-- Start of Stored data --

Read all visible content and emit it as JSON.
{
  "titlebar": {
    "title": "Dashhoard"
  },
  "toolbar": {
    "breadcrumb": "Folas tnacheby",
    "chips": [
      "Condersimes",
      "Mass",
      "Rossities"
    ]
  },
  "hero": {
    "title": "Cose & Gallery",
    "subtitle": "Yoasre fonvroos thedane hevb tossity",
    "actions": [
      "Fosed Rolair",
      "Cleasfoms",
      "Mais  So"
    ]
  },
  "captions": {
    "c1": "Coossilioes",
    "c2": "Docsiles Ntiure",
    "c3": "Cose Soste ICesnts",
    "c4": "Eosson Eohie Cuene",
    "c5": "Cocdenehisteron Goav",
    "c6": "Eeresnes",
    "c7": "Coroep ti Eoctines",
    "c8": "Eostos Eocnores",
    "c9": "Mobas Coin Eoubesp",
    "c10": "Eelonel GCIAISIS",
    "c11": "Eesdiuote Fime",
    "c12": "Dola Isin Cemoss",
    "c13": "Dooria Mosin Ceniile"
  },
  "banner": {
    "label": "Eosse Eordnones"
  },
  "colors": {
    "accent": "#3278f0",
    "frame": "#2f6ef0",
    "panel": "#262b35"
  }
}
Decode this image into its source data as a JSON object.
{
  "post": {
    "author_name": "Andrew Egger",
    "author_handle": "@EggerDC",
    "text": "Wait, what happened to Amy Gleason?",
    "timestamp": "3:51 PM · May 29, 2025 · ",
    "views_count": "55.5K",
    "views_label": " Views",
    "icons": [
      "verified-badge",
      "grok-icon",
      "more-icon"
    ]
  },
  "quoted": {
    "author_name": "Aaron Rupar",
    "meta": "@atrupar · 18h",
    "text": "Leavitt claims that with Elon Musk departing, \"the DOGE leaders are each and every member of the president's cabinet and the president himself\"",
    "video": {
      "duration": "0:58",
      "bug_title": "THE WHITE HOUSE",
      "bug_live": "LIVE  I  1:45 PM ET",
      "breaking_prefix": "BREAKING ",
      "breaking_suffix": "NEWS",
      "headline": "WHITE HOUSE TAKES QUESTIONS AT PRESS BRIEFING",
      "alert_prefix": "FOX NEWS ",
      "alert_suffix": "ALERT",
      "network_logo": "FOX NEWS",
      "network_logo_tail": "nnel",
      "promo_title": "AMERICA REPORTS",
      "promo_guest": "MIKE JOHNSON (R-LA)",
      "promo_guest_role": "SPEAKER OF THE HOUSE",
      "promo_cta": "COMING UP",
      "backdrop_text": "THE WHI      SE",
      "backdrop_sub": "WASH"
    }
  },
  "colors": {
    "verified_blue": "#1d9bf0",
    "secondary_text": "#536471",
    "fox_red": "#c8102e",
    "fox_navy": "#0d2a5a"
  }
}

-- End of Stored data --

## Request
Once more, set down the full listing, verbatim.

## Exercise result
Read all visible content and emit it as JSON.
{
  "titlebar": {
    "title": "Dashhoard"
  },
  "toolbar": {
    "breadcrumb": "Folas tnacheby",
    "chips": [
      "Condersimes",
      "Mass",
      "Rossities"
    ]
  },
  "hero": {
    "title": "Cose & Gallery",
    "subtitle": "Yoasre fonvroos thedane hevb tossity",
    "actions": [
      "Fosed Rolair",
      "Cleasfoms",
      "Mais  So"
    ]
  },
  "captions": {
    "c1": "Coossilioes",
    "c2": "Docsiles Ntiure",
    "c3": "Cose Soste ICesnts",
    "c4": "Eosson Eohie Cuene",
    "c5": "Cocdenehisteron Goav",
    "c6": "Eeresnes",
    "c7": "Coroep ti Eoctines",
    "c8": "Eostos Eocnores",
    "c9": "Mobas Coin Eoubesp",
    "c10": "Eelonel GCIAISIS",
    "c11": "Eesdiuote Fime",
    "c12": "Dola Isin Cemoss",
    "c13": "Dooria Mosin Ceniile"
  },
  "banner": {
    "label": "Eosse Eordnones"
  },
  "colors": {
    "accent": "#3278f0",
    "frame": "#2f6ef0",
    "panel": "#262b35"
  }
}
Decode this image into its source data as a JSON object.
{
  "post": {
    "author_name": "Andrew Egger",
    "author_handle": "@EggerDC",
    "text": "Wait, what happened to Amy Gleason?",
    "timestamp": "3:51 PM · May 29, 2025 · ",
    "views_count": "55.5K",
    "views_label": " Views",
    "icons": [
      "verified-badge",
      "grok-icon",
      "more-icon"
    ]
  },
  "quoted": {
    "author_name": "Aaron Rupar",
    "meta": "@atrupar · 18h",
    "text": "Leavitt claims that with Elon Musk departing, \"the DOGE leaders are each and every member of the president's cabinet and the president himself\"",
    "video": {
      "duration": "0:58",
      "bug_title": "THE WHITE HOUSE",
      "bug_live": "LIVE  I  1:45 PM ET",
      "breaking_prefix": "BREAKING ",
      "breaking_suffix": "NEWS",
      "headline": "WHITE HOUSE TAKES QUESTIONS AT PRESS BRIEFING",
      "alert_prefix": "FOX NEWS ",
      "alert_suffix": "ALERT",
      "network_logo": "FOX NEWS",
      "network_logo_tail": "nnel",
      "promo_title": "AMERICA REPORTS",
      "promo_guest": "MIKE JOHNSON (R-LA)",
      "promo_guest_role": "SPEAKER OF THE HOUSE",
      "promo_cta": "COMING UP",
      "backdrop_text": "THE WHI      SE",
      "backdrop_sub": "WASH"
    }
  },
  "colors": {
    "verified_blue": "#1d9bf0",
    "secondary_text": "#536471",
    "fox_red": "#c8102e",
    "fox_navy": "#0d2a5a"
  }
}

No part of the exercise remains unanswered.